## OBJECTIVE:
Find each line with the string "that" and report it.

## DATA TO USE:
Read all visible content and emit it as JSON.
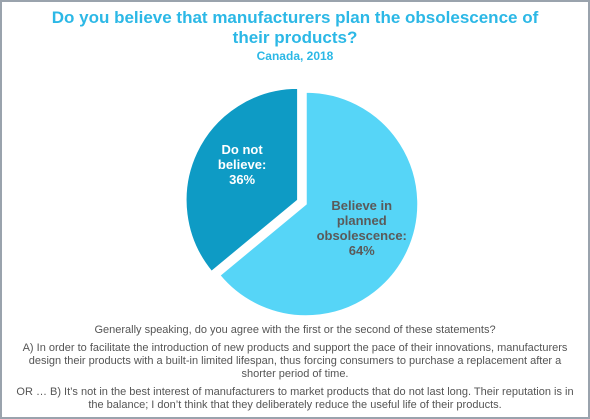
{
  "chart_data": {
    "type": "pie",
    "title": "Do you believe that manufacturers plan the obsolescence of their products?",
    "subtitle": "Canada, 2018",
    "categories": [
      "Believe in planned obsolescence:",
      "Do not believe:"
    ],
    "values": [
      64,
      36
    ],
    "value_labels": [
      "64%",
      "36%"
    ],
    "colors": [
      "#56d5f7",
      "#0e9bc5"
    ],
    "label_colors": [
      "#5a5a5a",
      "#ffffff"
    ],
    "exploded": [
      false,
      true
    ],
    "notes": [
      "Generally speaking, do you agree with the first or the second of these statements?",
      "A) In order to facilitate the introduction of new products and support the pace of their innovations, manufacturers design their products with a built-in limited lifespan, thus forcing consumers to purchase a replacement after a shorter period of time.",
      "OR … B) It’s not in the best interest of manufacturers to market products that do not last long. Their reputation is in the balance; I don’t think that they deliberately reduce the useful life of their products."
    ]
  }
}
--
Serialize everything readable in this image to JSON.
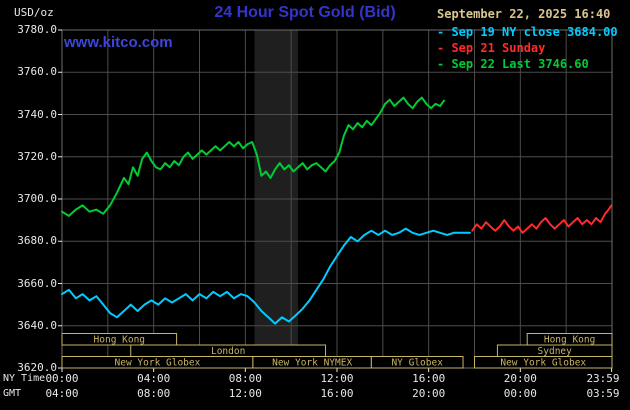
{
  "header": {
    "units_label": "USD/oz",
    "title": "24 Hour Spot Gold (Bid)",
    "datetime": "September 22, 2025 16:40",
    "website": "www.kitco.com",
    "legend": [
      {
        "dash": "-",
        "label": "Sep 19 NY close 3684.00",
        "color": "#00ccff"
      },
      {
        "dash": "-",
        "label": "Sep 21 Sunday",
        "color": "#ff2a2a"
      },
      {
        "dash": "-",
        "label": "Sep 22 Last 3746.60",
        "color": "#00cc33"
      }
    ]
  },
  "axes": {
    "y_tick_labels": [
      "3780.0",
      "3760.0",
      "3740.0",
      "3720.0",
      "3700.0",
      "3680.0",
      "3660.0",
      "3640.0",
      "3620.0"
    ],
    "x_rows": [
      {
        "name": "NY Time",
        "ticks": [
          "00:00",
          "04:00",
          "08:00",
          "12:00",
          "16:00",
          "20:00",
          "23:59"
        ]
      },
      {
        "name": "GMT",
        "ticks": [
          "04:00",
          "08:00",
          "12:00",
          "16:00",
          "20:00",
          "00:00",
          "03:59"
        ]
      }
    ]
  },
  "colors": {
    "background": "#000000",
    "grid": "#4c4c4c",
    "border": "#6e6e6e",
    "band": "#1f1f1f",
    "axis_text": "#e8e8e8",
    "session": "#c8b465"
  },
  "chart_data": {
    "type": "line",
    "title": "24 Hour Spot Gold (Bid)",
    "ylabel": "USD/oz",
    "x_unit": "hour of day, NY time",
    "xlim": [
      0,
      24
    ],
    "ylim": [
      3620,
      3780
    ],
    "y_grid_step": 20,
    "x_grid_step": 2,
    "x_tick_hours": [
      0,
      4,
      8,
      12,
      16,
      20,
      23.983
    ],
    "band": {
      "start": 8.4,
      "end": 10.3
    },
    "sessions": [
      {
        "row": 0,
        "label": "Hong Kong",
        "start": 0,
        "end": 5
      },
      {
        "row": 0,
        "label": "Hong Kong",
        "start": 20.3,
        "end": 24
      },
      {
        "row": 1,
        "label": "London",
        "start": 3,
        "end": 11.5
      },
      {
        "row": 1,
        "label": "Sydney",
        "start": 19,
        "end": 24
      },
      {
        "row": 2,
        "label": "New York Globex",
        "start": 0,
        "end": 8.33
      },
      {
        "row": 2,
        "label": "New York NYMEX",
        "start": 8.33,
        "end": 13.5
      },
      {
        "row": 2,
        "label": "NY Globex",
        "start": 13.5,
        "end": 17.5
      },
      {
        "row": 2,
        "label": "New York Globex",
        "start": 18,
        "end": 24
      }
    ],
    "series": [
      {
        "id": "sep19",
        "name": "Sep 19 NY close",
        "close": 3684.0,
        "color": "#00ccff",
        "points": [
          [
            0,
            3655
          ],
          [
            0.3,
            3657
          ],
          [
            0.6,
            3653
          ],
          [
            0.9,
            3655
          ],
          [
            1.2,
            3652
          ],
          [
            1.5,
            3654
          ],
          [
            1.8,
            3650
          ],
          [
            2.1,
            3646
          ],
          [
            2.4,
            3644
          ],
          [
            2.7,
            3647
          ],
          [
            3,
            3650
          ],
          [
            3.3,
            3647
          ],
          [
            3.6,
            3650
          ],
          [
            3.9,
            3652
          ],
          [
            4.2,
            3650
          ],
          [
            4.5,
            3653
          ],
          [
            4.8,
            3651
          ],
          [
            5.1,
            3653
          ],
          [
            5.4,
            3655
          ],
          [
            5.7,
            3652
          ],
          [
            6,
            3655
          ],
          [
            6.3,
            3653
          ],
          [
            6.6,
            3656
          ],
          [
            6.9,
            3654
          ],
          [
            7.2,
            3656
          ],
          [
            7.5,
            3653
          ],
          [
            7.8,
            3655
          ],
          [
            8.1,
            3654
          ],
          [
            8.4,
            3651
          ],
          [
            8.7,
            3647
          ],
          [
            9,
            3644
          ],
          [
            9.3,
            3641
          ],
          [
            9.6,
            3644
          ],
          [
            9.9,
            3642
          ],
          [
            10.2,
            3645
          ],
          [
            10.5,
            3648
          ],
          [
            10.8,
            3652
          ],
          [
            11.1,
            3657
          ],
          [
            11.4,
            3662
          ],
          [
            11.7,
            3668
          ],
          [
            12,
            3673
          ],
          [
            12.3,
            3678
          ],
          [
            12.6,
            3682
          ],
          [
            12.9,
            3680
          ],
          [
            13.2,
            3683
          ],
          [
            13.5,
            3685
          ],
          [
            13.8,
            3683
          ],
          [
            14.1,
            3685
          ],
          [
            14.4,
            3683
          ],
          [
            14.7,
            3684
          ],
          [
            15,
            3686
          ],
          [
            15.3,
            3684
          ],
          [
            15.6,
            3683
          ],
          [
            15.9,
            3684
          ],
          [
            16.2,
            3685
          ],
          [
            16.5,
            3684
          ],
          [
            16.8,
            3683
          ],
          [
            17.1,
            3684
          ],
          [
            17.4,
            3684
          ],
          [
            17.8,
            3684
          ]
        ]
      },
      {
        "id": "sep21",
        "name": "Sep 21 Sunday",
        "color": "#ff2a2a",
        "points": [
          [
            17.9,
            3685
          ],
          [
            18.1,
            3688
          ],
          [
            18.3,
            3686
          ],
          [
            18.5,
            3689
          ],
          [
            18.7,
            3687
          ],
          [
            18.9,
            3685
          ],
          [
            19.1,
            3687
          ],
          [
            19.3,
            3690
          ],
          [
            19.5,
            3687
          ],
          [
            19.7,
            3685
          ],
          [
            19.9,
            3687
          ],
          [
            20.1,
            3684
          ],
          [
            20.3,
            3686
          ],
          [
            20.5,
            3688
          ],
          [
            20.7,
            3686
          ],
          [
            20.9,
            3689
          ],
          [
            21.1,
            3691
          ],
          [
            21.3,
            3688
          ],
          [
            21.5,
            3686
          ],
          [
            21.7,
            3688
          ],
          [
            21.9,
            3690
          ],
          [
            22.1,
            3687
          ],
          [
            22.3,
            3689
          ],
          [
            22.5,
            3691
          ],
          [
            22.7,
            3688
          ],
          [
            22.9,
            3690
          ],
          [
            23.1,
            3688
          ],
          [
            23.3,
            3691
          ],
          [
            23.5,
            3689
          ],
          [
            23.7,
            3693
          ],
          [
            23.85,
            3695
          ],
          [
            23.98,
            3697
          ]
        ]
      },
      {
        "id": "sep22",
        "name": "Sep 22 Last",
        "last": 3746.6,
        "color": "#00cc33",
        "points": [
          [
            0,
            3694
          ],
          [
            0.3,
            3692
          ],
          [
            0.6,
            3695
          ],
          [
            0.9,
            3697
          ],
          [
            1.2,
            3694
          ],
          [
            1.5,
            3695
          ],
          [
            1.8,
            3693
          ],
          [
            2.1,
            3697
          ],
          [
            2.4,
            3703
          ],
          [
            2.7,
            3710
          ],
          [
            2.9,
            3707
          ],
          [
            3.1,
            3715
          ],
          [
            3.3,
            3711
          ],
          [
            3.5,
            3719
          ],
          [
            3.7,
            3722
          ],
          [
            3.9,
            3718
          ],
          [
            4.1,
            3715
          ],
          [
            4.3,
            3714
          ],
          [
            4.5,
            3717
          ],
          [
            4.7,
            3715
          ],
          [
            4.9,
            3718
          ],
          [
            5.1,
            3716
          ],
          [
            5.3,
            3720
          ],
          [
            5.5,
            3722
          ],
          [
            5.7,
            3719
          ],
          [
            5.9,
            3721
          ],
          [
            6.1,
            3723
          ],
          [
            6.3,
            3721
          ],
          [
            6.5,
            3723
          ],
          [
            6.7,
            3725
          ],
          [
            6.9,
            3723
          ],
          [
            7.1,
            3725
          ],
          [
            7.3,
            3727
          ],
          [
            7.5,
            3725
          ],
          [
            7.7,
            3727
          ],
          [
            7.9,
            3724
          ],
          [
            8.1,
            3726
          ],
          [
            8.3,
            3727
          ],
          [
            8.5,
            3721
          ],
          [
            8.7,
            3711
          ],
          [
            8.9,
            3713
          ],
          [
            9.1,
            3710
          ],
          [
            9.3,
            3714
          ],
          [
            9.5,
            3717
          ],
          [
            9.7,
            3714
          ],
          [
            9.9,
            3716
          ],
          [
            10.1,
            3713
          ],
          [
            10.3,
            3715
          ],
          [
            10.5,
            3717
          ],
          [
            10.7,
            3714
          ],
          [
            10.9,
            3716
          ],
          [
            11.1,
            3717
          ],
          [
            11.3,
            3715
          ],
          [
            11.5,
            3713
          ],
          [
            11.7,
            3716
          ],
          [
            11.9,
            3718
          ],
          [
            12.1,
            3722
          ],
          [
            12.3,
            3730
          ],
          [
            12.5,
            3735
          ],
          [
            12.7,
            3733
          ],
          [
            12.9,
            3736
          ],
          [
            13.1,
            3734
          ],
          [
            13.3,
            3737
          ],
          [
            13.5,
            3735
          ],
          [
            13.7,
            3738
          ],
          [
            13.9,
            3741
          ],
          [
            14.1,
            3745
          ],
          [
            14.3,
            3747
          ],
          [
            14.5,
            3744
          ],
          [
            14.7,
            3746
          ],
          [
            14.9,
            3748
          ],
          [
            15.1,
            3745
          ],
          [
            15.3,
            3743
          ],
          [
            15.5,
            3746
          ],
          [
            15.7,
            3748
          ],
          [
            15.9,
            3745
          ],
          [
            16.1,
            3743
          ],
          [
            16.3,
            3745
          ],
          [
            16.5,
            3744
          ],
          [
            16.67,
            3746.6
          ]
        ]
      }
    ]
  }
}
...
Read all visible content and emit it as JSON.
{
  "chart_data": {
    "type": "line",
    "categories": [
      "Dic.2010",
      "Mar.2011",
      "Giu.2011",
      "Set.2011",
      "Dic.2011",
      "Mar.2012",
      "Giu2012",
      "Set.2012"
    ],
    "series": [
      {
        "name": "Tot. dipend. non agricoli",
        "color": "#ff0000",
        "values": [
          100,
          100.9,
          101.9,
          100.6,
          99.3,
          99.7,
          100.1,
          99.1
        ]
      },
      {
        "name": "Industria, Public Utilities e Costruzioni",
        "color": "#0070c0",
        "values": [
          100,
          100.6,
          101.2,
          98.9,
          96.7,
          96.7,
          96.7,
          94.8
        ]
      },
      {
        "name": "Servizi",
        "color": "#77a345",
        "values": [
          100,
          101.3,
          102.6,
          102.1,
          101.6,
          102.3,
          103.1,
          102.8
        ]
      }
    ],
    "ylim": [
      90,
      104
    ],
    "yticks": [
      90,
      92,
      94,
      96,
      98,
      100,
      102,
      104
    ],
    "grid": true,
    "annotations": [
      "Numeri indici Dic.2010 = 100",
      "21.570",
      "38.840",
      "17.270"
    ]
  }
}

## FINAL ANSWER:
    "title": "Do you believe that manufacturers plan the obsolescence of their products?",
      "OR … B) It’s not in the best interest of manufacturers to market products that do not last long. Their reputation is in the balance; I don’t think that they deliberately reduce the useful life of their products."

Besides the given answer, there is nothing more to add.